#### Task instructions:
Locate all lines in the data below that hold "content" and show them.

[Items from a data source]
•••
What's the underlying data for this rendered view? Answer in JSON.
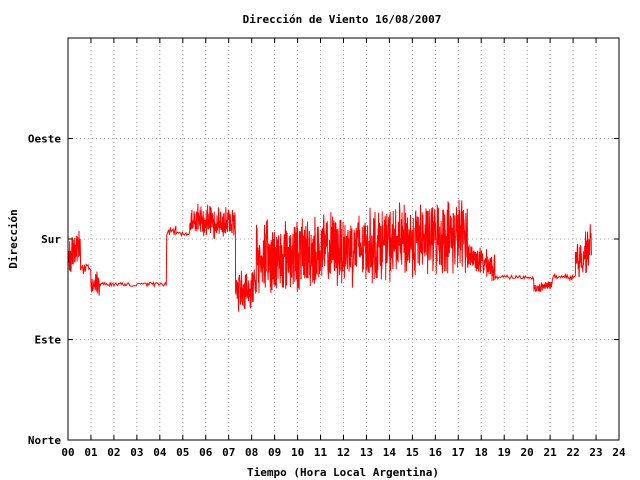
{
  "chart_data": {
    "type": "line",
    "title": "Dirección de Viento 16/08/2007",
    "xlabel": "Tiempo (Hora Local Argentina)",
    "ylabel": "Dirección",
    "xlim": [
      0,
      24
    ],
    "ylim": [
      0,
      4
    ],
    "x_ticks": [
      "00",
      "01",
      "02",
      "03",
      "04",
      "05",
      "06",
      "07",
      "08",
      "09",
      "10",
      "11",
      "12",
      "13",
      "14",
      "15",
      "16",
      "17",
      "18",
      "19",
      "20",
      "21",
      "22",
      "23",
      "24"
    ],
    "y_ticks": [
      {
        "value": 0,
        "label": "Norte"
      },
      {
        "value": 1,
        "label": "Este"
      },
      {
        "value": 2,
        "label": "Sur"
      },
      {
        "value": 3,
        "label": "Oeste"
      }
    ],
    "grid": true,
    "series_color": "#ff0000",
    "segments": [
      {
        "x0": 0.0,
        "x1": 0.55,
        "y0": 1.85,
        "y1": 1.95,
        "noise": 0.22,
        "style": "jitter"
      },
      {
        "x0": 0.55,
        "x1": 1.0,
        "y0": 1.7,
        "y1": 1.7,
        "noise": 0.05,
        "style": "flat"
      },
      {
        "x0": 1.0,
        "x1": 1.4,
        "y0": 1.55,
        "y1": 1.55,
        "noise": 0.14,
        "style": "jitter"
      },
      {
        "x0": 1.4,
        "x1": 4.3,
        "y0": 1.55,
        "y1": 1.55,
        "noise": 0.02,
        "style": "flat"
      },
      {
        "x0": 4.3,
        "x1": 4.7,
        "y0": 2.05,
        "y1": 2.1,
        "noise": 0.05,
        "style": "flat"
      },
      {
        "x0": 4.7,
        "x1": 5.3,
        "y0": 2.05,
        "y1": 2.05,
        "noise": 0.02,
        "style": "flat"
      },
      {
        "x0": 5.3,
        "x1": 7.3,
        "y0": 2.2,
        "y1": 2.15,
        "noise": 0.18,
        "style": "jitter"
      },
      {
        "x0": 7.3,
        "x1": 8.2,
        "y0": 1.5,
        "y1": 1.5,
        "noise": 0.25,
        "style": "jitter"
      },
      {
        "x0": 8.2,
        "x1": 17.4,
        "y0": 1.8,
        "y1": 2.05,
        "noise": 0.42,
        "style": "jitter"
      },
      {
        "x0": 17.4,
        "x1": 18.6,
        "y0": 1.85,
        "y1": 1.7,
        "noise": 0.16,
        "style": "jitter"
      },
      {
        "x0": 18.6,
        "x1": 20.3,
        "y0": 1.62,
        "y1": 1.62,
        "noise": 0.02,
        "style": "flat"
      },
      {
        "x0": 20.3,
        "x1": 21.1,
        "y0": 1.5,
        "y1": 1.55,
        "noise": 0.05,
        "style": "jitter"
      },
      {
        "x0": 21.1,
        "x1": 22.1,
        "y0": 1.62,
        "y1": 1.62,
        "noise": 0.03,
        "style": "flat"
      },
      {
        "x0": 22.1,
        "x1": 22.8,
        "y0": 1.75,
        "y1": 1.95,
        "noise": 0.25,
        "style": "jitter"
      }
    ]
  }
}
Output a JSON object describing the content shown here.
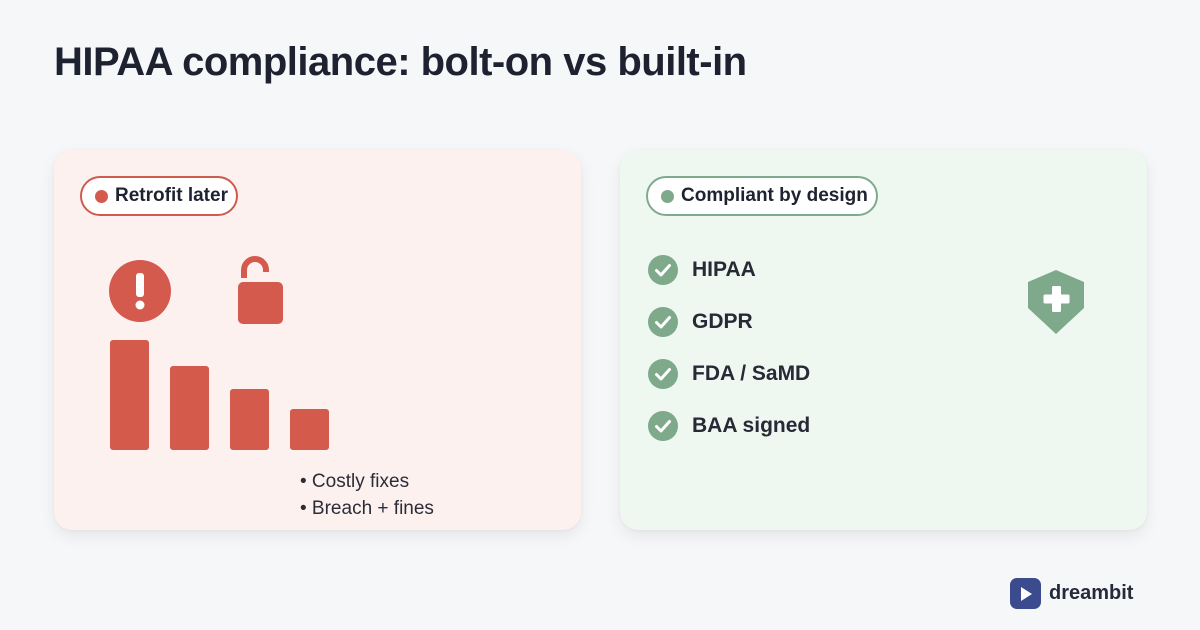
{
  "title": "HIPAA compliance: bolt-on vs built-in",
  "left_card": {
    "tag": "Retrofit later",
    "icons": [
      "alert-icon",
      "unlocked-padlock-icon"
    ],
    "declining_levels": [
      1.0,
      0.76,
      0.55,
      0.37
    ],
    "bullets": [
      "• Costly fixes",
      "• Breach + fines"
    ],
    "accent_color": "#d45a4e",
    "background_color": "#fdf1f0"
  },
  "right_card": {
    "tag": "Compliant by design",
    "checklist": [
      {
        "label": "HIPAA"
      },
      {
        "label": "GDPR"
      },
      {
        "label": "FDA / SaMD"
      },
      {
        "label": "BAA signed"
      }
    ],
    "icons": [
      "check-circle-icon",
      "medical-shield-icon"
    ],
    "accent_color": "#7ea98b",
    "background_color": "#eff7f1"
  },
  "brand": {
    "name": "dreambit",
    "logo_icon": "play-icon",
    "color": "#3b4b8e"
  }
}
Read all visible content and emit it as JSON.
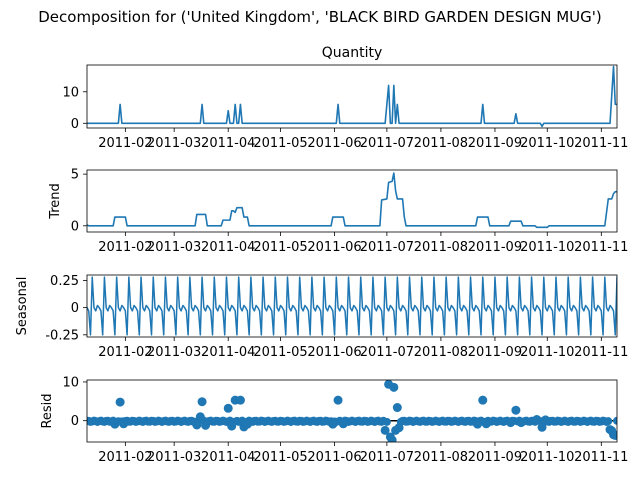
{
  "figure": {
    "suptitle": "Decomposition for ('United Kingdom', 'BLACK BIRD GARDEN DESIGN MUG')"
  },
  "chart_data": [
    {
      "type": "line",
      "panel": "observed",
      "title": "Quantity",
      "ylabel": "",
      "xlabel": "",
      "x_range": [
        "2011-01-10",
        "2011-11-10"
      ],
      "xticks": [
        "2011-02",
        "2011-03",
        "2011-04",
        "2011-05",
        "2011-06",
        "2011-07",
        "2011-08",
        "2011-09",
        "2011-10",
        "2011-11"
      ],
      "ylim": [
        -1.5,
        18.5
      ],
      "yticks": [
        0,
        10
      ],
      "color": "#1f77b4",
      "series": [
        {
          "values": [
            [
              "2011-01-10",
              0
            ],
            [
              "2011-01-28",
              0
            ],
            [
              "2011-01-29",
              6
            ],
            [
              "2011-01-30",
              0
            ],
            [
              "2011-03-16",
              0
            ],
            [
              "2011-03-17",
              6
            ],
            [
              "2011-03-18",
              0
            ],
            [
              "2011-03-31",
              0
            ],
            [
              "2011-04-01",
              4
            ],
            [
              "2011-04-02",
              0
            ],
            [
              "2011-04-04",
              0
            ],
            [
              "2011-04-05",
              6
            ],
            [
              "2011-04-06",
              0
            ],
            [
              "2011-04-07",
              0
            ],
            [
              "2011-04-08",
              6
            ],
            [
              "2011-04-09",
              0
            ],
            [
              "2011-06-02",
              0
            ],
            [
              "2011-06-03",
              6
            ],
            [
              "2011-06-04",
              0
            ],
            [
              "2011-06-30",
              0
            ],
            [
              "2011-07-02",
              12
            ],
            [
              "2011-07-03",
              0
            ],
            [
              "2011-07-04",
              0
            ],
            [
              "2011-07-05",
              12
            ],
            [
              "2011-07-06",
              0
            ],
            [
              "2011-07-07",
              6
            ],
            [
              "2011-07-08",
              0
            ],
            [
              "2011-08-24",
              0
            ],
            [
              "2011-08-25",
              6
            ],
            [
              "2011-08-26",
              0
            ],
            [
              "2011-09-12",
              0
            ],
            [
              "2011-09-13",
              3
            ],
            [
              "2011-09-14",
              0
            ],
            [
              "2011-09-27",
              0
            ],
            [
              "2011-09-28",
              -1
            ],
            [
              "2011-09-29",
              0
            ],
            [
              "2011-11-06",
              0
            ],
            [
              "2011-11-08",
              18
            ],
            [
              "2011-11-09",
              6
            ],
            [
              "2011-11-10",
              6
            ]
          ]
        }
      ]
    },
    {
      "type": "line",
      "panel": "trend",
      "title": "",
      "ylabel": "Trend",
      "xlabel": "",
      "x_range": [
        "2011-01-10",
        "2011-11-10"
      ],
      "xticks": [
        "2011-02",
        "2011-03",
        "2011-04",
        "2011-05",
        "2011-06",
        "2011-07",
        "2011-08",
        "2011-09",
        "2011-10",
        "2011-11"
      ],
      "ylim": [
        -0.6,
        5.4
      ],
      "yticks": [
        0,
        5
      ],
      "color": "#1f77b4",
      "series": [
        {
          "values": [
            [
              "2011-01-10",
              0.1
            ],
            [
              "2011-01-11",
              0
            ],
            [
              "2011-01-25",
              0
            ],
            [
              "2011-01-26",
              0.85
            ],
            [
              "2011-02-01",
              0.85
            ],
            [
              "2011-02-02",
              0
            ],
            [
              "2011-03-13",
              0
            ],
            [
              "2011-03-14",
              1.1
            ],
            [
              "2011-03-19",
              1.1
            ],
            [
              "2011-03-20",
              0
            ],
            [
              "2011-03-28",
              0
            ],
            [
              "2011-03-29",
              0.55
            ],
            [
              "2011-04-02",
              0.55
            ],
            [
              "2011-04-03",
              1.45
            ],
            [
              "2011-04-04",
              1.45
            ],
            [
              "2011-04-05",
              1.3
            ],
            [
              "2011-04-06",
              1.75
            ],
            [
              "2011-04-09",
              1.75
            ],
            [
              "2011-04-10",
              0.85
            ],
            [
              "2011-04-12",
              0.85
            ],
            [
              "2011-04-13",
              0
            ],
            [
              "2011-05-30",
              0
            ],
            [
              "2011-05-31",
              0.85
            ],
            [
              "2011-06-06",
              0.85
            ],
            [
              "2011-06-07",
              0
            ],
            [
              "2011-06-27",
              0
            ],
            [
              "2011-06-28",
              2.5
            ],
            [
              "2011-07-01",
              2.6
            ],
            [
              "2011-07-02",
              4.2
            ],
            [
              "2011-07-04",
              4.3
            ],
            [
              "2011-07-05",
              5.1
            ],
            [
              "2011-07-06",
              3.4
            ],
            [
              "2011-07-07",
              2.6
            ],
            [
              "2011-07-10",
              2.6
            ],
            [
              "2011-07-11",
              0.85
            ],
            [
              "2011-07-12",
              0
            ],
            [
              "2011-08-21",
              0
            ],
            [
              "2011-08-22",
              0.85
            ],
            [
              "2011-08-28",
              0.85
            ],
            [
              "2011-08-29",
              0
            ],
            [
              "2011-09-09",
              0
            ],
            [
              "2011-09-10",
              0.45
            ],
            [
              "2011-09-16",
              0.45
            ],
            [
              "2011-09-17",
              0
            ],
            [
              "2011-09-24",
              0
            ],
            [
              "2011-09-25",
              -0.15
            ],
            [
              "2011-10-01",
              -0.15
            ],
            [
              "2011-10-02",
              0
            ],
            [
              "2011-11-03",
              0
            ],
            [
              "2011-11-05",
              2.6
            ],
            [
              "2011-11-07",
              2.6
            ],
            [
              "2011-11-08",
              3.1
            ],
            [
              "2011-11-09",
              3.3
            ],
            [
              "2011-11-10",
              3.3
            ]
          ]
        }
      ]
    },
    {
      "type": "line",
      "panel": "seasonal",
      "title": "",
      "ylabel": "Seasonal",
      "xlabel": "",
      "x_range": [
        "2011-01-10",
        "2011-11-10"
      ],
      "xticks": [
        "2011-02",
        "2011-03",
        "2011-04",
        "2011-05",
        "2011-06",
        "2011-07",
        "2011-08",
        "2011-09",
        "2011-10",
        "2011-11"
      ],
      "ylim": [
        -0.27,
        0.3
      ],
      "yticks": [
        0.25,
        0.0,
        -0.25
      ],
      "color": "#1f77b4",
      "period": 7,
      "pattern": [
        0.28,
        0.0,
        -0.03,
        0.02,
        0.0,
        -0.03,
        -0.25
      ]
    },
    {
      "type": "scatter",
      "panel": "resid",
      "title": "",
      "ylabel": "Resid",
      "xlabel": "",
      "x_range": [
        "2011-01-10",
        "2011-11-10"
      ],
      "xticks": [
        "2011-02",
        "2011-03",
        "2011-04",
        "2011-05",
        "2011-06",
        "2011-07",
        "2011-08",
        "2011-09",
        "2011-10",
        "2011-11"
      ],
      "ylim": [
        -5.5,
        10.5
      ],
      "yticks": [
        0,
        10
      ],
      "color": "#1f77b4",
      "baseline": 0,
      "points": [
        [
          "2011-01-29",
          4.8
        ],
        [
          "2011-03-17",
          4.9
        ],
        [
          "2011-03-16",
          1.0
        ],
        [
          "2011-04-01",
          3.2
        ],
        [
          "2011-04-05",
          5.3
        ],
        [
          "2011-04-08",
          5.3
        ],
        [
          "2011-06-03",
          5.3
        ],
        [
          "2011-06-30",
          -2.5
        ],
        [
          "2011-07-02",
          9.4
        ],
        [
          "2011-07-03",
          -4.2
        ],
        [
          "2011-07-04",
          -5.0
        ],
        [
          "2011-07-05",
          8.6
        ],
        [
          "2011-07-06",
          -2.5
        ],
        [
          "2011-07-07",
          3.4
        ],
        [
          "2011-07-08",
          -1.8
        ],
        [
          "2011-08-25",
          5.3
        ],
        [
          "2011-09-13",
          2.7
        ],
        [
          "2011-09-28",
          -1.7
        ],
        [
          "2011-11-06",
          -2.3
        ],
        [
          "2011-11-07",
          -2.6
        ],
        [
          "2011-11-08",
          -3.6
        ],
        [
          "2011-11-09",
          -3.8
        ],
        [
          "2011-01-26",
          -0.9
        ],
        [
          "2011-01-31",
          -0.8
        ],
        [
          "2011-03-14",
          -1.1
        ],
        [
          "2011-03-19",
          -1.2
        ],
        [
          "2011-04-03",
          -1.4
        ],
        [
          "2011-04-10",
          -1.6
        ],
        [
          "2011-04-12",
          -0.9
        ],
        [
          "2011-05-31",
          -0.9
        ],
        [
          "2011-06-06",
          -0.8
        ],
        [
          "2011-08-22",
          -0.9
        ],
        [
          "2011-08-27",
          -0.8
        ],
        [
          "2011-09-10",
          -0.5
        ],
        [
          "2011-09-16",
          -0.5
        ],
        [
          "2011-09-25",
          0.3
        ],
        [
          "2011-09-30",
          0.2
        ]
      ],
      "noise_amplitude": 0.3
    }
  ]
}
•••
#### Exercise result:
Output a JSON object describing the content shown here.
Read all visible content and emit it as JSON.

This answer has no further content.